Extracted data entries
# # # # # # #

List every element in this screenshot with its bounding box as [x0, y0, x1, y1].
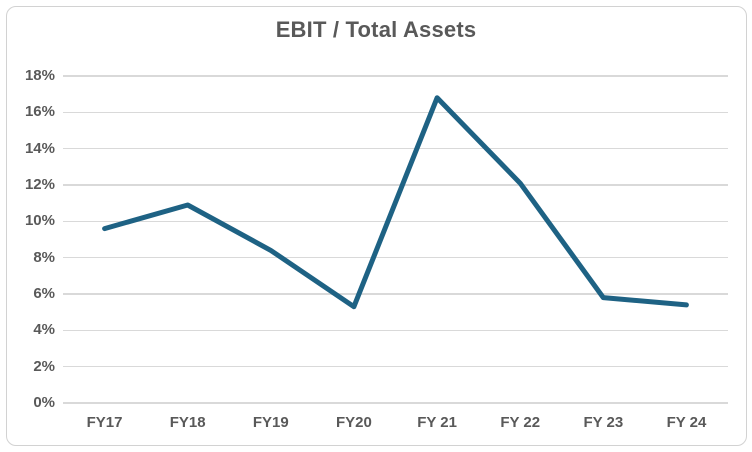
- y-tick-label-16pct: 16%: [24, 103, 55, 121]
- y-tick-label-2pct: 2%: [33, 357, 55, 375]
- gridline-14pct: [63, 147, 728, 150]
- x-tick-label-fy21: FY 21: [417, 414, 457, 431]
- gridline-0pct: [63, 402, 728, 404]
- y-tick-label-10pct: 10%: [24, 212, 55, 230]
- y-tick-label-12pct: 12%: [24, 176, 55, 193]
- x-tick-label-fy24: FY 24: [666, 414, 707, 431]
- x-tick-label-fy18: FY18: [169, 414, 206, 431]
- gridline-16pct: [63, 111, 728, 114]
- y-tick-label-8pct: 8%: [33, 248, 55, 266]
- y-tick-label-18pct: 18%: [24, 67, 55, 84]
- x-tick-label-fy17: FY17: [86, 414, 123, 431]
- chart-frame: [6, 6, 747, 446]
- gridline-18pct: [63, 75, 728, 77]
- y-tick-label-14pct: 14%: [24, 139, 55, 157]
- x-tick-label-fy23: FY 23: [583, 414, 624, 431]
- y-tick-label-6pct: 6%: [33, 285, 55, 302]
- chart-title: EBIT / Total Assets: [275, 17, 477, 42]
- gridline-4pct: [63, 329, 728, 332]
- gridline-10pct: [63, 220, 728, 223]
- gridline-6pct: [63, 293, 728, 295]
- x-tick-label-fy19: FY19: [252, 414, 289, 431]
- gridline-2pct: [63, 365, 728, 368]
- x-tick-label-fy22: FY 22: [500, 414, 541, 431]
- gridline-12pct: [63, 184, 728, 186]
- y-tick-label-0pct: 0%: [33, 394, 55, 411]
- y-tick-label-4pct: 4%: [33, 321, 55, 339]
- gridline-8pct: [63, 256, 728, 259]
- x-tick-label-fy20: FY20: [336, 414, 372, 431]
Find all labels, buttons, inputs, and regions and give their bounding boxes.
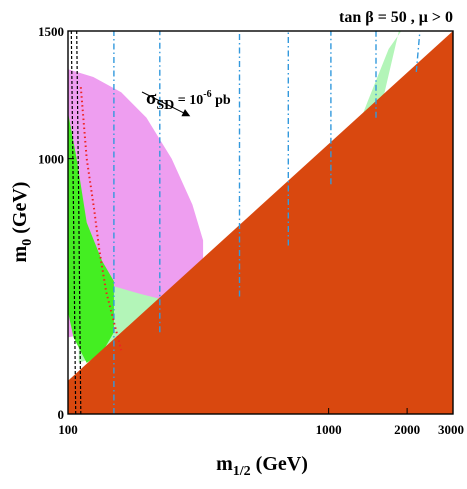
y-axis-title-unit: (GeV) [9,182,31,239]
x-tick-label-3: 3000 [438,422,464,437]
y-tick-label-0: 0 [58,407,65,422]
sigma-annotation-eq: = 10 [174,93,203,108]
y-axis-title-sub: 0 [20,239,35,246]
y-tick-label-2: 1500 [38,24,64,39]
x-tick-label-2: 2000 [394,422,420,437]
sigma-annotation-symbol: σ [146,88,157,109]
sigma-annotation-unit: pb [212,93,231,108]
annotation-arrow [141,91,191,117]
x-tick-label-0: 100 [58,422,78,437]
chart-title: tan β = 50 , μ > 0 [339,9,453,26]
plot-frame [67,30,454,415]
x-axis-title-unit: (GeV) [251,453,308,475]
sigma-annotation: σSD = 10-6 pb [146,88,231,113]
y-tick-label-1: 1000 [38,152,64,167]
regions-layer [68,31,453,414]
ticks-layer: 100 1000 2000 3000 0 1000 1500 [38,24,464,437]
y-axis-title-main: m [9,245,31,262]
region-excluded-0 [68,31,453,414]
series-layer [70,31,421,414]
sigma-annotation-sup: -6 [203,89,211,100]
y-axis-title: m0 (GeV) [9,182,35,263]
region-green-5 [68,112,114,363]
x-axis-title: m1/2 (GeV) [216,453,308,479]
x-axis-title-sub: 1/2 [233,464,251,479]
x-axis-title-main: m [216,453,233,475]
x-tick-label-1: 1000 [316,422,342,437]
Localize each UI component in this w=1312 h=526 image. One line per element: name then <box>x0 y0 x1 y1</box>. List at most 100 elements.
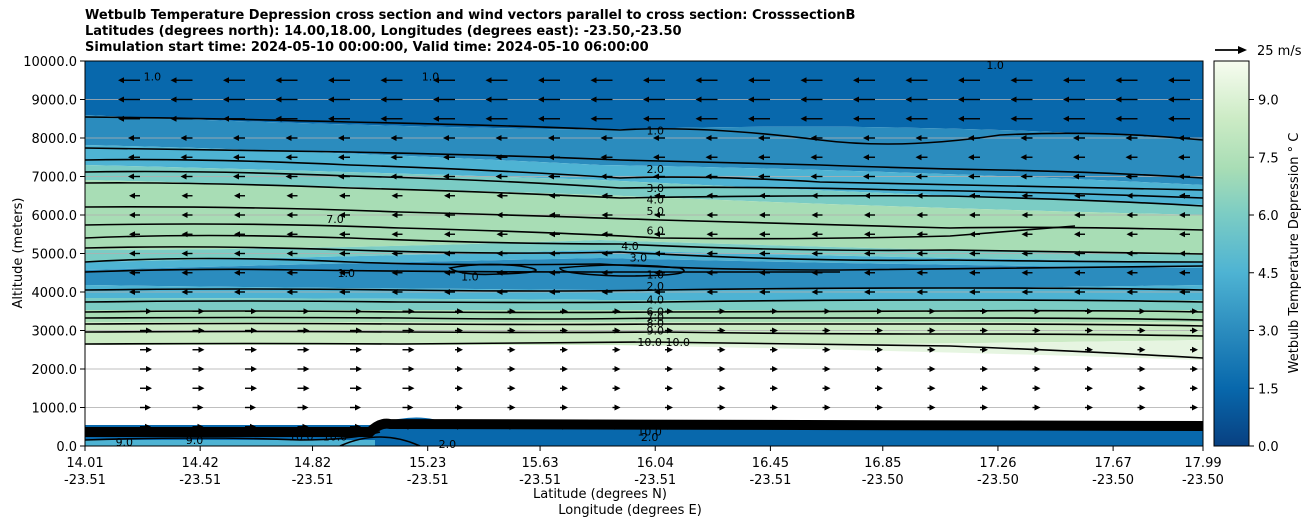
wind-vector-head <box>1021 269 1028 276</box>
wind-vector-head <box>1139 327 1146 334</box>
wind-vector-head <box>601 250 608 257</box>
wind-vector-head <box>958 96 964 103</box>
wind-vector-head <box>286 212 293 218</box>
wind-vector-head <box>810 173 817 180</box>
wind-vector-head <box>758 135 764 141</box>
y-tick-label: 5000.0 <box>32 248 78 263</box>
contour-label: 10.0 <box>323 430 348 443</box>
wind-vector-head <box>759 212 765 218</box>
wind-vector-head <box>391 289 398 295</box>
wind-vector-head <box>614 346 621 353</box>
x-tick-lon-label: -23.51 <box>749 473 791 488</box>
wind-vector-head <box>1126 212 1133 218</box>
wind-vector-head <box>853 96 859 103</box>
contour-label: 2.0 <box>646 280 664 293</box>
wind-vector-head <box>286 192 293 199</box>
wind-vectors <box>118 77 1198 430</box>
wind-vector-head <box>328 77 334 84</box>
wind-vector-head <box>251 327 257 334</box>
wind-vector-head <box>905 115 912 122</box>
wind-vector-head <box>705 135 712 141</box>
wind-vector-head <box>614 308 621 315</box>
contour-line <box>85 299 1203 304</box>
wind-vector-head <box>234 269 240 276</box>
wind-vector-head <box>433 115 439 122</box>
wind-vector-head <box>1034 423 1041 430</box>
surface-contour-band <box>85 418 1203 437</box>
wind-vector-head <box>863 135 869 141</box>
wind-vector-head <box>667 308 673 315</box>
wind-vector-head <box>877 308 883 315</box>
x-tick-lat-label: 16.85 <box>864 456 901 471</box>
wind-vector-head <box>303 308 310 315</box>
wind-vector-head <box>250 423 256 430</box>
wind-vector-head <box>339 269 345 276</box>
wind-vector-head <box>380 77 387 84</box>
wind-vector-head <box>1192 308 1198 315</box>
wind-vector-head <box>443 173 449 180</box>
contour-line <box>448 263 537 276</box>
wind-vector-head <box>719 366 726 372</box>
contour-label: 10.0 <box>289 430 314 443</box>
wind-vector-head <box>863 154 869 161</box>
wind-vector-head <box>146 346 152 353</box>
wind-vector-head <box>719 404 726 411</box>
wind-vector-head <box>810 135 817 141</box>
contour-label: 8.0 <box>646 317 664 330</box>
contour-label: 4.0 <box>621 240 639 253</box>
wind-vector-head <box>562 366 568 372</box>
wind-vector-head <box>864 212 870 218</box>
wind-vector-head <box>654 212 660 218</box>
wind-vector-head <box>1034 404 1041 411</box>
wind-vector-head <box>772 327 778 334</box>
wind-vector-head <box>303 366 310 372</box>
wind-vector-head <box>1115 115 1122 122</box>
wind-vector-head <box>118 115 124 122</box>
wind-vector-head <box>915 154 922 161</box>
wind-vector-head <box>1125 135 1132 141</box>
wind-vector-head <box>877 385 883 392</box>
x-axis-label-lat: Latitude (degrees N) <box>533 487 667 502</box>
y-tick-label: 1000.0 <box>32 402 78 417</box>
wind-vector-head <box>654 192 660 199</box>
wind-vector-head <box>146 366 152 372</box>
wind-vector-head <box>590 96 597 103</box>
wind-vector-head <box>614 366 621 372</box>
x-tick-lon-label: -23.50 <box>862 473 904 488</box>
wind-vector-head <box>146 385 152 392</box>
wind-vector-head <box>905 77 912 84</box>
wind-vector-head <box>1126 250 1133 257</box>
wind-vector-head <box>1139 366 1146 372</box>
wind-vector-head <box>197 423 204 430</box>
quiver-key-arrowhead <box>1238 46 1247 54</box>
x-tick-lon-label: -23.51 <box>407 473 449 488</box>
contour-line <box>85 170 1203 199</box>
wind-vector-head <box>181 289 188 295</box>
wind-vector-head <box>1010 115 1017 122</box>
wind-vector-head <box>407 404 414 411</box>
x-tick-lat-label: 16.04 <box>637 456 674 471</box>
wind-vector-head <box>1034 346 1041 353</box>
wind-vector-head <box>251 346 257 353</box>
wind-vector-head <box>509 404 516 411</box>
wind-vector-head <box>250 404 256 411</box>
wind-vector-head <box>180 154 187 161</box>
wind-vector-head <box>408 308 415 315</box>
wind-vector-head <box>562 327 568 334</box>
wind-vector-head <box>380 115 387 122</box>
wind-vector-head <box>982 404 988 411</box>
wind-vector-head <box>457 346 463 353</box>
wind-vector-head <box>759 192 765 199</box>
wind-vector-head <box>695 115 702 122</box>
wind-vector-head <box>601 269 608 276</box>
wind-vector-head <box>968 173 974 180</box>
wind-vector-head <box>759 231 765 238</box>
contour-line <box>85 341 1203 359</box>
wind-vector-head <box>1168 77 1174 84</box>
wind-vector-head <box>759 289 765 295</box>
wind-vector-head <box>916 289 923 295</box>
wind-vector-head <box>800 96 807 103</box>
wind-vector-head <box>811 250 818 257</box>
x-tick-lat-label: 16.45 <box>752 456 789 471</box>
contour-line <box>85 234 1203 255</box>
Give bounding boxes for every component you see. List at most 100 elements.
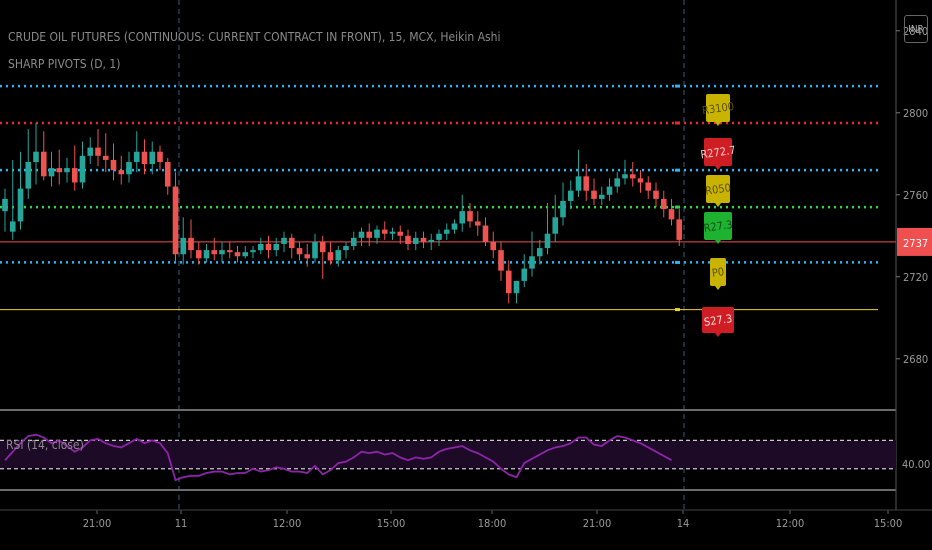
price-tick-label: 2840 <box>903 25 928 38</box>
candle-body <box>622 174 628 179</box>
candle-body <box>521 268 528 281</box>
candle-body <box>637 178 644 183</box>
pivot-tag-pointer <box>715 122 721 126</box>
candle-body <box>591 190 597 199</box>
candle-body <box>250 250 256 253</box>
candle-body <box>257 243 264 251</box>
candle-body <box>25 161 32 189</box>
candle-body <box>474 221 481 226</box>
candle-body <box>606 186 613 195</box>
candle-body <box>319 241 326 253</box>
pivot-tag-label: R3100 <box>701 100 735 117</box>
candle-body <box>281 237 287 244</box>
candle-body <box>428 239 435 242</box>
candle-body <box>164 161 171 187</box>
candle-body <box>436 233 442 240</box>
candle-body <box>64 168 70 173</box>
price-tick-label: 2760 <box>903 189 928 202</box>
pivot-tag-label: R272.7 <box>700 144 737 162</box>
candle-body <box>567 190 574 201</box>
time-tick-label: 15:00 <box>377 517 406 530</box>
candle-body <box>544 233 551 249</box>
candle-body <box>141 151 148 165</box>
candle-body <box>9 221 16 232</box>
candle-body <box>102 155 109 160</box>
candle-body <box>95 147 101 156</box>
candle-body <box>312 241 318 259</box>
candle-body <box>443 229 450 234</box>
candle-body <box>296 248 303 255</box>
candle-body <box>157 151 163 162</box>
candle-body <box>265 243 272 251</box>
pivot-tag-pointer <box>715 240 721 244</box>
price-tick-label: 2800 <box>903 107 928 120</box>
candle-body <box>552 217 559 234</box>
pivot-marker <box>675 205 680 209</box>
candle-body <box>288 237 295 249</box>
candle-body <box>172 186 179 255</box>
candle-body <box>195 250 202 259</box>
pivot-marker <box>675 168 680 172</box>
pivot-tag <box>704 212 732 240</box>
candle-body <box>17 188 24 222</box>
candle-body <box>343 246 349 251</box>
time-tick-label: 12:00 <box>273 517 302 530</box>
candle-body <box>110 159 117 171</box>
pivot-tag-label: S27.3 <box>703 312 733 329</box>
candle-body <box>451 223 458 230</box>
pivot-tag-pointer <box>715 203 721 207</box>
indicator-legend[interactable]: SHARP PIVOTS (D, 1) <box>8 57 121 71</box>
pivot-tag-label: P0 <box>711 265 725 280</box>
pivot-tag <box>706 94 730 122</box>
candle-body <box>188 237 194 251</box>
candle-body <box>327 252 334 261</box>
candle-body <box>366 231 373 238</box>
pivot-marker <box>675 260 680 264</box>
candle-body <box>529 256 535 269</box>
candle-body <box>560 200 566 218</box>
candle-body <box>467 211 473 222</box>
candle-body <box>420 237 427 242</box>
candle-body <box>118 170 125 175</box>
candle-body <box>234 252 241 257</box>
candle-body <box>614 178 621 187</box>
candle-body <box>505 270 512 294</box>
pivot-tag <box>704 138 732 166</box>
candle-body <box>219 250 225 255</box>
candle-body <box>48 168 55 177</box>
candle-body <box>389 231 396 234</box>
candle-body <box>358 231 365 238</box>
candle-body <box>203 250 210 259</box>
candle-body <box>575 176 582 191</box>
candle-body <box>459 211 466 224</box>
pivot-tag-label: R050 <box>704 181 731 197</box>
pivot-tag-pointer <box>715 166 721 170</box>
pivot-tag-label: R27.3 <box>703 218 733 235</box>
chart-title: CRUDE OIL FUTURES (CONTINUOUS: CURRENT C… <box>8 30 501 44</box>
candle-body <box>56 168 63 173</box>
rsi-legend: RSI (14, close) <box>6 438 84 452</box>
candle-body <box>598 194 605 199</box>
time-tick-label: 11 <box>175 517 188 530</box>
candle-body <box>498 250 504 271</box>
candle-body <box>350 237 357 247</box>
candle-body <box>397 231 404 236</box>
last-price-badge <box>897 227 932 256</box>
candle-body <box>490 241 497 251</box>
price-tick-label: 2720 <box>903 271 928 284</box>
candle-body <box>412 237 419 244</box>
candle-body <box>668 209 675 220</box>
candle-body <box>645 182 652 191</box>
candle-body <box>79 155 86 183</box>
candle-body <box>133 151 140 162</box>
candle-body <box>513 280 520 294</box>
candle-body <box>676 219 683 240</box>
pivot-tag <box>710 258 726 286</box>
last-price-label: 2737 <box>903 237 928 250</box>
candle-body <box>374 229 380 238</box>
currency-button[interactable]: INR <box>904 15 928 43</box>
candle-body <box>660 198 667 210</box>
time-tick-label: 21:00 <box>583 517 612 530</box>
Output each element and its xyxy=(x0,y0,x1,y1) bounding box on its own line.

# # # # # # #

Pull out the lines starting with the line containing "wind-vector-head <box>1021 269 1028 276</box>" and going on through the line containing "wind-vector-head <box>863 154 869 161</box>", and reproduce each one verbatim.

wind-vector-head <box>1021 269 1028 276</box>
wind-vector-head <box>1139 327 1146 334</box>
wind-vector-head <box>601 250 608 257</box>
wind-vector-head <box>958 96 964 103</box>
wind-vector-head <box>286 212 293 218</box>
wind-vector-head <box>810 173 817 180</box>
wind-vector-head <box>758 135 764 141</box>
y-tick-label: 5000.0 <box>32 248 78 263</box>
contour-label: 10.0 <box>323 430 348 443</box>
wind-vector-head <box>759 212 765 218</box>
wind-vector-head <box>391 289 398 295</box>
wind-vector-head <box>614 346 621 353</box>
x-tick-lon-label: -23.51 <box>749 473 791 488</box>
wind-vector-head <box>1126 212 1133 218</box>
wind-vector-head <box>853 96 859 103</box>
contour-label: 2.0 <box>646 280 664 293</box>
wind-vector-head <box>286 192 293 199</box>
wind-vectors <box>118 77 1198 430</box>
wind-vector-head <box>328 77 334 84</box>
wind-vector-head <box>251 327 257 334</box>
wind-vector-head <box>905 115 912 122</box>
wind-vector-head <box>705 135 712 141</box>
wind-vector-head <box>614 308 621 315</box>
contour-line <box>85 299 1203 304</box>
wind-vector-head <box>234 269 240 276</box>
wind-vector-head <box>433 115 439 122</box>
wind-vector-head <box>1034 423 1041 430</box>
surface-contour-band <box>85 418 1203 437</box>
wind-vector-head <box>863 135 869 141</box>
wind-vector-head <box>667 308 673 315</box>
wind-vector-head <box>877 308 883 315</box>
x-tick-lat-label: 16.85 <box>864 456 901 471</box>
wind-vector-head <box>303 308 310 315</box>
wind-vector-head <box>250 423 256 430</box>
wind-vector-head <box>339 269 345 276</box>
wind-vector-head <box>380 77 387 84</box>
wind-vector-head <box>1192 308 1198 315</box>
wind-vector-head <box>443 173 449 180</box>
contour-line <box>448 263 537 276</box>
wind-vector-head <box>719 366 726 372</box>
contour-label: 10.0 <box>289 430 314 443</box>
wind-vector-head <box>863 154 869 161</box>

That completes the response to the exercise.